## Prompt:
Copy out the whole listing exactly as written, leaving the pictures behind.

[Extracted records]
╭──
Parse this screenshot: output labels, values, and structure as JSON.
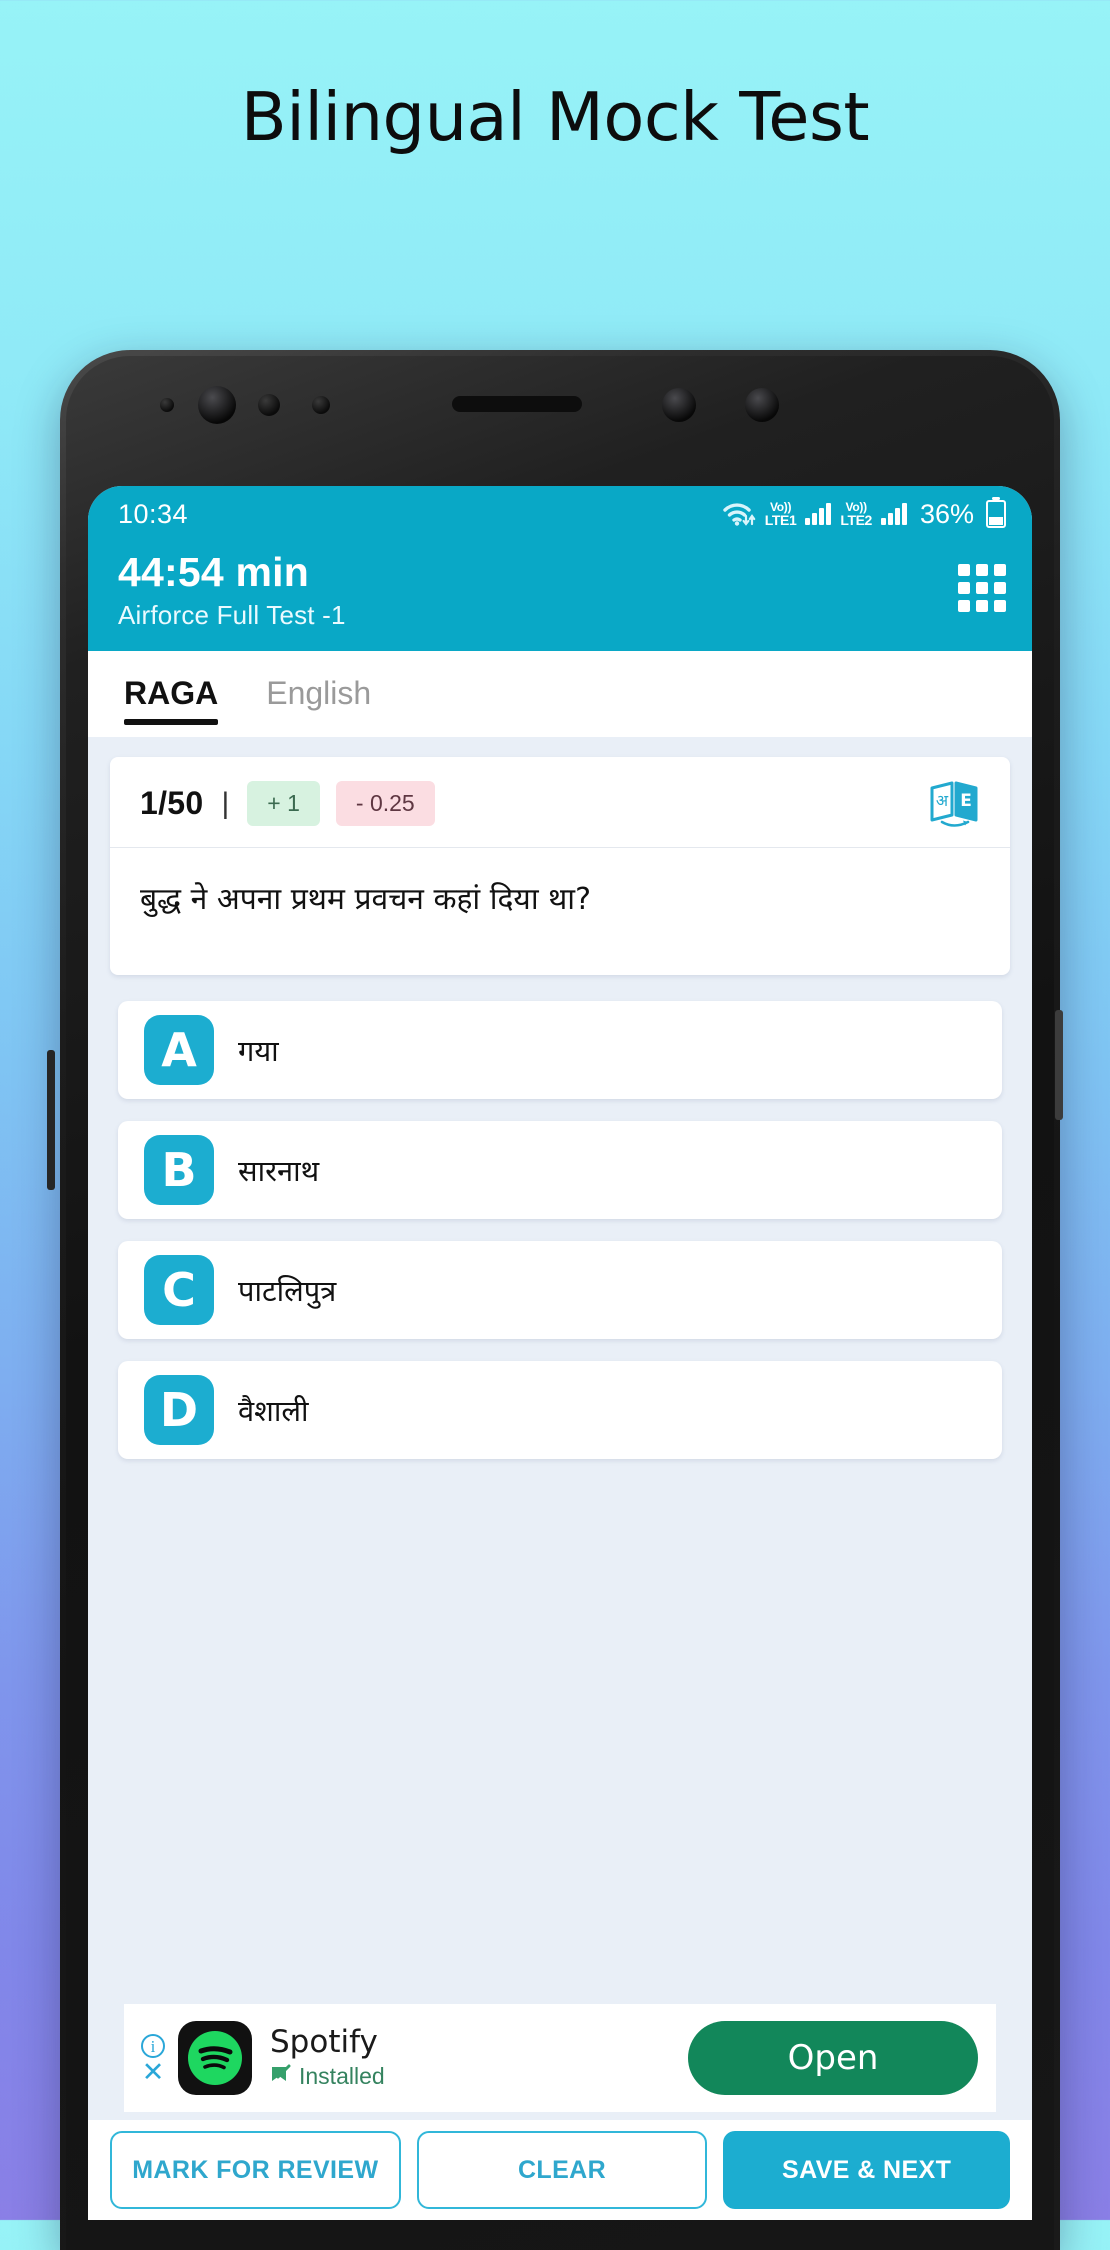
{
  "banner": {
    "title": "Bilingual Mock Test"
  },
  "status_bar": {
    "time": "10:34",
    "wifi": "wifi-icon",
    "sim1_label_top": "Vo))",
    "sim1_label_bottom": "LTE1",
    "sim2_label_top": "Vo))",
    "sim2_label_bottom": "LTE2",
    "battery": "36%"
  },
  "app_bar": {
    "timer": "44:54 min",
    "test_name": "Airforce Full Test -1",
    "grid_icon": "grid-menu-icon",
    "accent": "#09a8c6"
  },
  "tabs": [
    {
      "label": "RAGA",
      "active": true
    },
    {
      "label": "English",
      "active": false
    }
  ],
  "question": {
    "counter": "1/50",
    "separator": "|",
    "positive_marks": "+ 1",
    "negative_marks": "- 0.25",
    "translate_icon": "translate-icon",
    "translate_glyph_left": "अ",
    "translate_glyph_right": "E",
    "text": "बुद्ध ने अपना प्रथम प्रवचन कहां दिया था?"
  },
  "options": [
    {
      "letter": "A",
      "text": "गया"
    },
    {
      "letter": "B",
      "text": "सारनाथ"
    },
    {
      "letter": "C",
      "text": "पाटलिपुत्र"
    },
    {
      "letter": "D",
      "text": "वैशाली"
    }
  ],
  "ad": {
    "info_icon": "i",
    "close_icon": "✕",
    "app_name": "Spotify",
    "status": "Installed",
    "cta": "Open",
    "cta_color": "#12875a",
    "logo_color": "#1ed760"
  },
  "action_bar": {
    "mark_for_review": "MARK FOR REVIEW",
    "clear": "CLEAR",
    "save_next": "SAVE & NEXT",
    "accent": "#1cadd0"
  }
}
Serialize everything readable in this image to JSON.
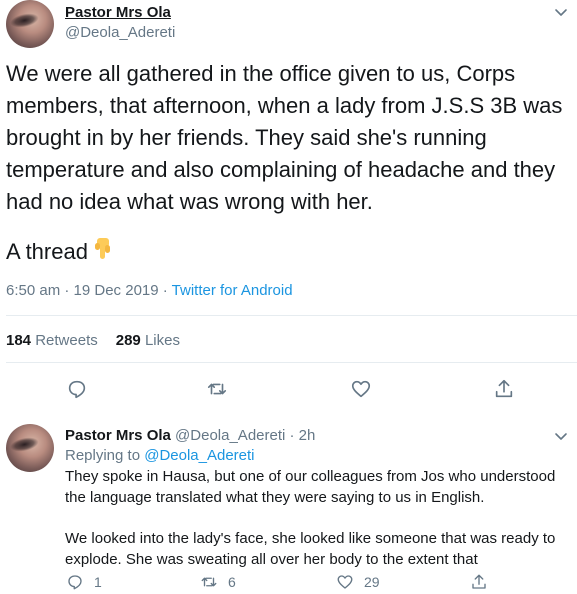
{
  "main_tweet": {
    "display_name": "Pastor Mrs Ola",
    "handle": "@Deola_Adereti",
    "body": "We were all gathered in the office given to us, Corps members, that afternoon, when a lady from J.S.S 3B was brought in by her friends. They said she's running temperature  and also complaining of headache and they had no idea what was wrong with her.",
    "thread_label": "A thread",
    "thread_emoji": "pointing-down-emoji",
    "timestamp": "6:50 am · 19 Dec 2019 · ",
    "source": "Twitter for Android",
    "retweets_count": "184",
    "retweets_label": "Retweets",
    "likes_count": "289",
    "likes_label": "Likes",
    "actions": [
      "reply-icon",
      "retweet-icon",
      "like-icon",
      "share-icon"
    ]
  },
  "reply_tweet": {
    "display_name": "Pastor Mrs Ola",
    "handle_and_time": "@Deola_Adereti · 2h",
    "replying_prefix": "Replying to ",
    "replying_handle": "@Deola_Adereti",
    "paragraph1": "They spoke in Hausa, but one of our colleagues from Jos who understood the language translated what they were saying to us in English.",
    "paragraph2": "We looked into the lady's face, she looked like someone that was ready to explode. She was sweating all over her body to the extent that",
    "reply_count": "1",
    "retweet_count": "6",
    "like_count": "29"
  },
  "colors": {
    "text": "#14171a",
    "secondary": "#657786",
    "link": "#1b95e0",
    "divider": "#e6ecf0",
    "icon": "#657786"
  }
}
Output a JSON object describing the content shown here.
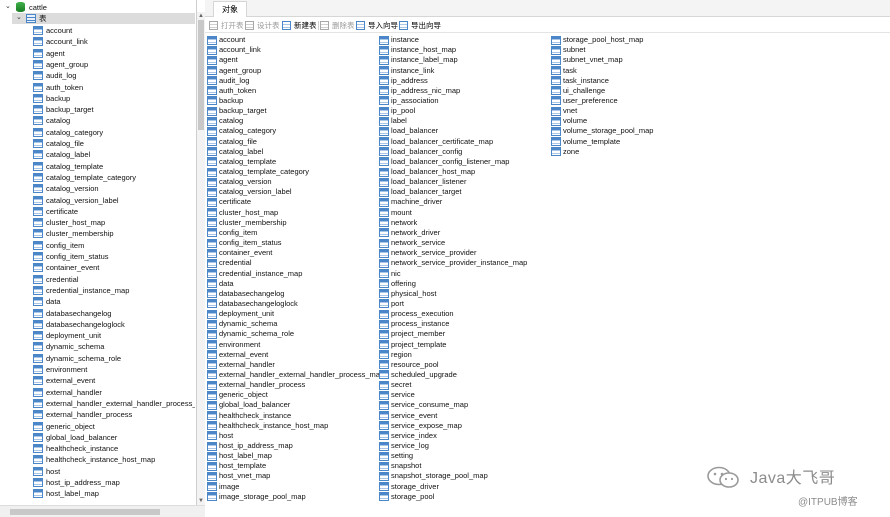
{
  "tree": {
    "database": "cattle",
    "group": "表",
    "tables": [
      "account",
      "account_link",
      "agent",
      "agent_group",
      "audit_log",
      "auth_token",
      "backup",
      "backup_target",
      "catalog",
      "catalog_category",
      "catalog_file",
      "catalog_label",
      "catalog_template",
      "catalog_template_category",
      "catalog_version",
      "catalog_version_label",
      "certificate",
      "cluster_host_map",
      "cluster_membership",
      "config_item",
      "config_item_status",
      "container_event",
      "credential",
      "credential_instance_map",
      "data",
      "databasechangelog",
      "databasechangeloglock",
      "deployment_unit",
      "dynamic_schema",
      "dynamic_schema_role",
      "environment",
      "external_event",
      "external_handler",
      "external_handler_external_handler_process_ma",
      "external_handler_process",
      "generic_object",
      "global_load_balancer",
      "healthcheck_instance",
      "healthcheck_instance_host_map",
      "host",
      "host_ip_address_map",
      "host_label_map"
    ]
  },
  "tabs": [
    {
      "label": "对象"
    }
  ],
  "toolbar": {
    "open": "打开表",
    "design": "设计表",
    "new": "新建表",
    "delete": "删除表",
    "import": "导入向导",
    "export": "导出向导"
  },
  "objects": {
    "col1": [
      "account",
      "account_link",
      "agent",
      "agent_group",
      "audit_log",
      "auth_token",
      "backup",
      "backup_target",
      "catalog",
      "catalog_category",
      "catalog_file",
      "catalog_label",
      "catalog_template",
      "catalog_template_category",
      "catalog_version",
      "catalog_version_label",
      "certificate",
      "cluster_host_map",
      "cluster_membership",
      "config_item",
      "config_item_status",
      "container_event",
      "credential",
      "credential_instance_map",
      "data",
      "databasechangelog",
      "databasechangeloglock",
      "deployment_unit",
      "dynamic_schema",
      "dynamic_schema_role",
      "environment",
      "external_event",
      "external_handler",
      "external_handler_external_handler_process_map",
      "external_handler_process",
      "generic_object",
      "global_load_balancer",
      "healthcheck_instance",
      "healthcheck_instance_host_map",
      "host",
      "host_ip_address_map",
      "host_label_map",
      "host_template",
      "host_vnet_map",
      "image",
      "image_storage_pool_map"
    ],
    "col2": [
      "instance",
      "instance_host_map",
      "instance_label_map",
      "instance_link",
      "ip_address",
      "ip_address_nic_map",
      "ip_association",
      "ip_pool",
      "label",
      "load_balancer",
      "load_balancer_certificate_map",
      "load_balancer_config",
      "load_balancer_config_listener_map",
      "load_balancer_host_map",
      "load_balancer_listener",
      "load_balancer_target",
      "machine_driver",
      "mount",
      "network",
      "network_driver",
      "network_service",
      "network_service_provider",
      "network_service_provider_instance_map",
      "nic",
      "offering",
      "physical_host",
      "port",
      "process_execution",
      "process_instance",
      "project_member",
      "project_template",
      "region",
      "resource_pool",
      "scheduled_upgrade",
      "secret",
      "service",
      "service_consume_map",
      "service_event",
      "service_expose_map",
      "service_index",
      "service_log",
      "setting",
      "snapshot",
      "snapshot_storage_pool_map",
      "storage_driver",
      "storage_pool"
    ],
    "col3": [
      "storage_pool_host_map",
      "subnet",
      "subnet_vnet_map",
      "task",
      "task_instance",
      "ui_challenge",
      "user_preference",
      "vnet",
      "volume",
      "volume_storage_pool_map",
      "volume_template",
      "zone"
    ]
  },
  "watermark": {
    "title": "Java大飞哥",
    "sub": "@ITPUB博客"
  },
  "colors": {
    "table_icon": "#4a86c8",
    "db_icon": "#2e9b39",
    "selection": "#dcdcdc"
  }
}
╰──
## Result for this task:
Parse this screenshot: output labels, values, and structure as JSON.
{
  "banner": {
    "title": "Bilingual Mock Test"
  },
  "status_bar": {
    "time": "10:34",
    "wifi": "wifi-icon",
    "sim1_label_top": "Vo))",
    "sim1_label_bottom": "LTE1",
    "sim2_label_top": "Vo))",
    "sim2_label_bottom": "LTE2",
    "battery": "36%"
  },
  "app_bar": {
    "timer": "44:54 min",
    "test_name": "Airforce Full Test -1",
    "grid_icon": "grid-menu-icon",
    "accent": "#09a8c6"
  },
  "tabs": [
    {
      "label": "RAGA",
      "active": true
    },
    {
      "label": "English",
      "active": false
    }
  ],
  "question": {
    "counter": "1/50",
    "separator": "|",
    "positive_marks": "+ 1",
    "negative_marks": "- 0.25",
    "translate_icon": "translate-icon",
    "translate_glyph_left": "अ",
    "translate_glyph_right": "E",
    "text": "बुद्ध ने अपना प्रथम प्रवचन कहां दिया था?"
  },
  "options": [
    {
      "letter": "A",
      "text": "गया"
    },
    {
      "letter": "B",
      "text": "सारनाथ"
    },
    {
      "letter": "C",
      "text": "पाटलिपुत्र"
    },
    {
      "letter": "D",
      "text": "वैशाली"
    }
  ],
  "ad": {
    "info_icon": "i",
    "close_icon": "✕",
    "app_name": "Spotify",
    "status": "Installed",
    "cta": "Open",
    "cta_color": "#12875a",
    "logo_color": "#1ed760"
  },
  "action_bar": {
    "mark_for_review": "MARK FOR REVIEW",
    "clear": "CLEAR",
    "save_next": "SAVE & NEXT",
    "accent": "#1cadd0"
  }
}
Serialize everything readable in this image to JSON.
{
  "main_tweet": {
    "display_name": "Pastor Mrs Ola",
    "handle": "@Deola_Adereti",
    "body": "We were all gathered in the office given to us, Corps members, that afternoon, when a lady from J.S.S 3B was brought in by her friends. They said she's running temperature  and also complaining of headache and they had no idea what was wrong with her.",
    "thread_label": "A thread",
    "thread_emoji": "pointing-down-emoji",
    "timestamp": "6:50 am · 19 Dec 2019 · ",
    "source": "Twitter for Android",
    "retweets_count": "184",
    "retweets_label": "Retweets",
    "likes_count": "289",
    "likes_label": "Likes",
    "actions": [
      "reply-icon",
      "retweet-icon",
      "like-icon",
      "share-icon"
    ]
  },
  "reply_tweet": {
    "display_name": "Pastor Mrs Ola",
    "handle_and_time": "@Deola_Adereti · 2h",
    "replying_prefix": "Replying to ",
    "replying_handle": "@Deola_Adereti",
    "paragraph1": "They spoke in Hausa, but one of our colleagues from Jos who understood the language translated what they were saying to us in English.",
    "paragraph2": "We looked into the lady's face, she looked like someone that was ready to explode. She was sweating all over her body to the extent that",
    "reply_count": "1",
    "retweet_count": "6",
    "like_count": "29"
  },
  "colors": {
    "text": "#14171a",
    "secondary": "#657786",
    "link": "#1b95e0",
    "divider": "#e6ecf0",
    "icon": "#657786"
  }
}
Output a JSON object describing the content shown here.
{
  "tree": {
    "database": "cattle",
    "group": "表",
    "tables": [
      "account",
      "account_link",
      "agent",
      "agent_group",
      "audit_log",
      "auth_token",
      "backup",
      "backup_target",
      "catalog",
      "catalog_category",
      "catalog_file",
      "catalog_label",
      "catalog_template",
      "catalog_template_category",
      "catalog_version",
      "catalog_version_label",
      "certificate",
      "cluster_host_map",
      "cluster_membership",
      "config_item",
      "config_item_status",
      "container_event",
      "credential",
      "credential_instance_map",
      "data",
      "databasechangelog",
      "databasechangeloglock",
      "deployment_unit",
      "dynamic_schema",
      "dynamic_schema_role",
      "environment",
      "external_event",
      "external_handler",
      "external_handler_external_handler_process_ma",
      "external_handler_process",
      "generic_object",
      "global_load_balancer",
      "healthcheck_instance",
      "healthcheck_instance_host_map",
      "host",
      "host_ip_address_map",
      "host_label_map"
    ]
  },
  "tabs": [
    {
      "label": "对象"
    }
  ],
  "toolbar": {
    "open": "打开表",
    "design": "设计表",
    "new": "新建表",
    "delete": "删除表",
    "import": "导入向导",
    "export": "导出向导"
  },
  "objects": {
    "col1": [
      "account",
      "account_link",
      "agent",
      "agent_group",
      "audit_log",
      "auth_token",
      "backup",
      "backup_target",
      "catalog",
      "catalog_category",
      "catalog_file",
      "catalog_label",
      "catalog_template",
      "catalog_template_category",
      "catalog_version",
      "catalog_version_label",
      "certificate",
      "cluster_host_map",
      "cluster_membership",
      "config_item",
      "config_item_status",
      "container_event",
      "credential",
      "credential_instance_map",
      "data",
      "databasechangelog",
      "databasechangeloglock",
      "deployment_unit",
      "dynamic_schema",
      "dynamic_schema_role",
      "environment",
      "external_event",
      "external_handler",
      "external_handler_external_handler_process_map",
      "external_handler_process",
      "generic_object",
      "global_load_balancer",
      "healthcheck_instance",
      "healthcheck_instance_host_map",
      "host",
      "host_ip_address_map",
      "host_label_map",
      "host_template",
      "host_vnet_map",
      "image",
      "image_storage_pool_map"
    ],
    "col2": [
      "instance",
      "instance_host_map",
      "instance_label_map",
      "instance_link",
      "ip_address",
      "ip_address_nic_map",
      "ip_association",
      "ip_pool",
      "label",
      "load_balancer",
      "load_balancer_certificate_map",
      "load_balancer_config",
      "load_balancer_config_listener_map",
      "load_balancer_host_map",
      "load_balancer_listener",
      "load_balancer_target",
      "machine_driver",
      "mount",
      "network",
      "network_driver",
      "network_service",
      "network_service_provider",
      "network_service_provider_instance_map",
      "nic",
      "offering",
      "physical_host",
      "port",
      "process_execution",
      "process_instance",
      "project_member",
      "project_template",
      "region",
      "resource_pool",
      "scheduled_upgrade",
      "secret",
      "service",
      "service_consume_map",
      "service_event",
      "service_expose_map",
      "service_index",
      "service_log",
      "setting",
      "snapshot",
      "snapshot_storage_pool_map",
      "storage_driver",
      "storage_pool"
    ],
    "col3": [
      "storage_pool_host_map",
      "subnet",
      "subnet_vnet_map",
      "task",
      "task_instance",
      "ui_challenge",
      "user_preference",
      "vnet",
      "volume",
      "volume_storage_pool_map",
      "volume_template",
      "zone"
    ]
  },
  "watermark": {
    "title": "Java大飞哥",
    "sub": "@ITPUB博客"
  },
  "colors": {
    "table_icon": "#4a86c8",
    "db_icon": "#2e9b39",
    "selection": "#dcdcdc"
  }
}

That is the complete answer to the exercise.